## INSTRUCTIONS FOR THE TASK
Type the records out again in full, exactly.

## EXTRACTED MATERIAL
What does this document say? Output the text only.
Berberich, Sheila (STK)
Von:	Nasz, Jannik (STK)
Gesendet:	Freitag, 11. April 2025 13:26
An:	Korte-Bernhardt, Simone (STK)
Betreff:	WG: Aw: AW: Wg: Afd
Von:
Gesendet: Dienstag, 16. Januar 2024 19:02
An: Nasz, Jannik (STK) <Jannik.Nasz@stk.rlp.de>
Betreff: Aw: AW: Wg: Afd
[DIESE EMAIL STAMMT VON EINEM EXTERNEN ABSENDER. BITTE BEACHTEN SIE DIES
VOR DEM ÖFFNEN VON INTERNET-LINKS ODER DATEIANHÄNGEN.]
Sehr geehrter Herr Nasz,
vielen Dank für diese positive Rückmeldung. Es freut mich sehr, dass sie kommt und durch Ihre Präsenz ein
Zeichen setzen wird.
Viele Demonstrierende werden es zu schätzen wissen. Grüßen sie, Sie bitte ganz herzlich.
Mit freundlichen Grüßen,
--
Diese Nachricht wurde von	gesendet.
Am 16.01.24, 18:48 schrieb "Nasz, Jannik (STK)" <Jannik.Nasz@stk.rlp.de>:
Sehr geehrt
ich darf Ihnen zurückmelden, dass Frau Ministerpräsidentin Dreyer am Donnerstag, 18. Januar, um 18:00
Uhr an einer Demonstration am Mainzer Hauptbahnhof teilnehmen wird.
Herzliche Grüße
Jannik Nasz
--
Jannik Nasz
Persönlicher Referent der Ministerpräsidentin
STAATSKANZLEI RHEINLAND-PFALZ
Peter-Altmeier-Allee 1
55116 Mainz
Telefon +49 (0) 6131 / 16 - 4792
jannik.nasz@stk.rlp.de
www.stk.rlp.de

## EXERCISE RESPONSE
What does this document say? Output the text only.
Berberich, Sheila (STK)
Von:	Nasz, Jannik (STK)
Gesendet:	Freitag, 11. April 2025 13:26
An:	Korte-Bernhardt, Simone (STK)
Betreff:	WG: Aw: AW: Wg: Afd
Von:
Gesendet: Dienstag, 16. Januar 2024 19:02
An: Nasz, Jannik (STK) <Jannik.Nasz@stk.rlp.de>
Betreff: Aw: AW: Wg: Afd
[DIESE EMAIL STAMMT VON EINEM EXTERNEN ABSENDER. BITTE BEACHTEN SIE DIES
VOR DEM ÖFFNEN VON INTERNET-LINKS ODER DATEIANHÄNGEN.]
Sehr geehrter Herr Nasz,
vielen Dank für diese positive Rückmeldung. Es freut mich sehr, dass sie kommt und durch Ihre Präsenz ein
Zeichen setzen wird.
Viele Demonstrierende werden es zu schätzen wissen. Grüßen sie, Sie bitte ganz herzlich.
Mit freundlichen Grüßen,
--
Diese Nachricht wurde von	gesendet.
Am 16.01.24, 18:48 schrieb "Nasz, Jannik (STK)" <Jannik.Nasz@stk.rlp.de>:
Sehr geehrt
ich darf Ihnen zurückmelden, dass Frau Ministerpräsidentin Dreyer am Donnerstag, 18. Januar, um 18:00
Uhr an einer Demonstration am Mainzer Hauptbahnhof teilnehmen wird.
Herzliche Grüße
Jannik Nasz
--
Jannik Nasz
Persönlicher Referent der Ministerpräsidentin
STAATSKANZLEI RHEINLAND-PFALZ
Peter-Altmeier-Allee 1
55116 Mainz
Telefon +49 (0) 6131 / 16 - 4792
jannik.nasz@stk.rlp.de
www.stk.rlp.de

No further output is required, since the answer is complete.